Data entries:
┄┄┄┄┄┄┄┄┄┄

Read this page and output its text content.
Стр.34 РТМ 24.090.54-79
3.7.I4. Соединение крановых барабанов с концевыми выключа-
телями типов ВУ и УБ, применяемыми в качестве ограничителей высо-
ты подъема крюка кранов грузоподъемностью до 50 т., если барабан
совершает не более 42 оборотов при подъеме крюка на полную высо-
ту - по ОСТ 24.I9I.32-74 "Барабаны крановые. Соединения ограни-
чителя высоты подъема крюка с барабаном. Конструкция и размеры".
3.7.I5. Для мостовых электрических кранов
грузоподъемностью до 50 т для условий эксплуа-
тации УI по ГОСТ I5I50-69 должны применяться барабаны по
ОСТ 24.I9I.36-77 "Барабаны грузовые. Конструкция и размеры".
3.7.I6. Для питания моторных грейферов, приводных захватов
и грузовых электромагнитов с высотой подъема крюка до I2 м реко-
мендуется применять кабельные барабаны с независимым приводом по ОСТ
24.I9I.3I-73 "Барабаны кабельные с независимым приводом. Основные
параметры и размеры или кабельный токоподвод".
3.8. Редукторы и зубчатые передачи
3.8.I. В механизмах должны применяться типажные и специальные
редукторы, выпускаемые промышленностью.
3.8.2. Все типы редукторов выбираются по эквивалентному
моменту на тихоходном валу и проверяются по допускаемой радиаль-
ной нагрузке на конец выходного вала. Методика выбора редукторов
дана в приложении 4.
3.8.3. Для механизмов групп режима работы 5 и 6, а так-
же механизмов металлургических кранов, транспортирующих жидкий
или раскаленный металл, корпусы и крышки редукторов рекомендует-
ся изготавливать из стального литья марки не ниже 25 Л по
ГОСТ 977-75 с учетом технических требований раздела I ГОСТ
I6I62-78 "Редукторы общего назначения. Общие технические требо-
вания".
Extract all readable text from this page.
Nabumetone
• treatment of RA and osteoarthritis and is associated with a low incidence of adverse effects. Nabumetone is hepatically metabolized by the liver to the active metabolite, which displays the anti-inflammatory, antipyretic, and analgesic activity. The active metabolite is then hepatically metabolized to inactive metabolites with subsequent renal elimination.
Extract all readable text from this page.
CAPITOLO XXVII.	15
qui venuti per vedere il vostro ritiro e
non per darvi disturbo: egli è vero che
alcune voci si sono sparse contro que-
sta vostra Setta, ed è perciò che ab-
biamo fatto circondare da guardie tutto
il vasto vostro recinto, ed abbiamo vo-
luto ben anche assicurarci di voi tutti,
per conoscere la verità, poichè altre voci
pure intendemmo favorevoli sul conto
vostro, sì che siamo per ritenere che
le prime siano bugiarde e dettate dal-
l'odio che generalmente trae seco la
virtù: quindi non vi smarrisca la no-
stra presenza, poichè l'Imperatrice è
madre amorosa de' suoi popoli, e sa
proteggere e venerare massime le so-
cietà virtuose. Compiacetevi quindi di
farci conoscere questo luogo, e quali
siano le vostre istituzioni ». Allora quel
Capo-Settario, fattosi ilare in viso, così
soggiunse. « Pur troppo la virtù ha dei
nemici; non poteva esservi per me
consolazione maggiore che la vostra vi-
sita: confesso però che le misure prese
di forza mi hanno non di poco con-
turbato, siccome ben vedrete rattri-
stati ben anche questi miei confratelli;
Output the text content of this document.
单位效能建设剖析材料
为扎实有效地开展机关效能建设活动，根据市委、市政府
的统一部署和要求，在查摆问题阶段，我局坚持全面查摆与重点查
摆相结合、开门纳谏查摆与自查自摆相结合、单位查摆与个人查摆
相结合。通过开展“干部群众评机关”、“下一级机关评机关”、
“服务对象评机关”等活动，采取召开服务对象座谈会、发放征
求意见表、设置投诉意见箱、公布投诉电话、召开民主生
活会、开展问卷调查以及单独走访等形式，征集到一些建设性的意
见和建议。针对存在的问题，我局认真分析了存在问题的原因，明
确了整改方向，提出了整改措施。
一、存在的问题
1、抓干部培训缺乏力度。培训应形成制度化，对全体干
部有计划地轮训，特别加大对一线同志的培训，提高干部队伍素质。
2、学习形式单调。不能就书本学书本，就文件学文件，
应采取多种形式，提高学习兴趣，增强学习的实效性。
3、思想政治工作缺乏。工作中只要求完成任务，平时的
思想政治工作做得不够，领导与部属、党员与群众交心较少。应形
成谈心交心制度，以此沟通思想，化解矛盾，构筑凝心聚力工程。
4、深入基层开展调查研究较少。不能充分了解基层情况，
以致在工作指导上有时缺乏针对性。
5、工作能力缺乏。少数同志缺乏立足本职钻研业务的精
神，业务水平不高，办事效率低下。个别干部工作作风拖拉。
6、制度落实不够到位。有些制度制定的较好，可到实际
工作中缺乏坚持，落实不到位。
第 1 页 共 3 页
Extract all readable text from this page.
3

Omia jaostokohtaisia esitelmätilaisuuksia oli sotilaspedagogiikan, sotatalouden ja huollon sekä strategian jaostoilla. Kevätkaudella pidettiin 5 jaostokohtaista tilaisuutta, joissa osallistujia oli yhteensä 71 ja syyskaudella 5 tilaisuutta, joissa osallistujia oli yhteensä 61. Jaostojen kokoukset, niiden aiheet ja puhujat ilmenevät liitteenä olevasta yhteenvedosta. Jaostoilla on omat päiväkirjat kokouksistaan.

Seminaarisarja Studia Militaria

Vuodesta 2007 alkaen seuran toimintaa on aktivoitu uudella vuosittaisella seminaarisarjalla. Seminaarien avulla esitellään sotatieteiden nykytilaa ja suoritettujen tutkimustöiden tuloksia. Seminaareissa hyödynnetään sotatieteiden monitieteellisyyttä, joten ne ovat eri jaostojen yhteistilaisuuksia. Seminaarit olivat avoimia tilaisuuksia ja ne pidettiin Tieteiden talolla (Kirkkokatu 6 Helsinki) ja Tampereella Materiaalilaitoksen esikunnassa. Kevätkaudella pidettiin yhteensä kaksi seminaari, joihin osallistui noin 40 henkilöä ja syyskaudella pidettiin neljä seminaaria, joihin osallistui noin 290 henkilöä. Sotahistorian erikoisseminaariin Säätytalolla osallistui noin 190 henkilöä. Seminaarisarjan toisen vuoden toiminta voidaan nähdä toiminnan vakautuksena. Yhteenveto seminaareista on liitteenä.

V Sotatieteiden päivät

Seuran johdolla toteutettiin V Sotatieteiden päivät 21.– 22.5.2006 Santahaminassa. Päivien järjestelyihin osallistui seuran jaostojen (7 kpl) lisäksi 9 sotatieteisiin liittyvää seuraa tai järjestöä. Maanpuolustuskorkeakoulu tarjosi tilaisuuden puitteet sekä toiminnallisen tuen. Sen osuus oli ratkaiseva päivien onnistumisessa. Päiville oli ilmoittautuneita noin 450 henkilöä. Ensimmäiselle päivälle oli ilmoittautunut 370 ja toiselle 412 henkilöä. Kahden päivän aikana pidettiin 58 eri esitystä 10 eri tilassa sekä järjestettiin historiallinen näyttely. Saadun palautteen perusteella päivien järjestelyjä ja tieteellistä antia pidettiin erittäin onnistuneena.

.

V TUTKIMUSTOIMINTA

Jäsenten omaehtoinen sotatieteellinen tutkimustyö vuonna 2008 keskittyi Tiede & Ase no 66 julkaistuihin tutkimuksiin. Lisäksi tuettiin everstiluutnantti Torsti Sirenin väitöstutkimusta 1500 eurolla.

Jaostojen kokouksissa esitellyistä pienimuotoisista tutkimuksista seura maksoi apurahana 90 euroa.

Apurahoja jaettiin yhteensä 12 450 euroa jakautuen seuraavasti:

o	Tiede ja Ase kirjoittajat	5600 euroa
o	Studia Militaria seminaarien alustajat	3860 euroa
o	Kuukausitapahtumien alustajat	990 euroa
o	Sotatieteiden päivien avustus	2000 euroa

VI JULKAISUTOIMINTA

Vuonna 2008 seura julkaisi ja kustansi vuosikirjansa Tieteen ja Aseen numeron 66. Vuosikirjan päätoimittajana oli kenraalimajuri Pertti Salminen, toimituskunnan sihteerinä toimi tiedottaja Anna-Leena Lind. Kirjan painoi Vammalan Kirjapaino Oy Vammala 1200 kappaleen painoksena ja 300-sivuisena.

┄┄┄┄┄┄┄┄┄┄

» **WRITTEN PROBLEM**
State the number of lines in the records that contain the string "редукторов", and nothing more.

» **RESPONSE TO THE EXERCISE**
3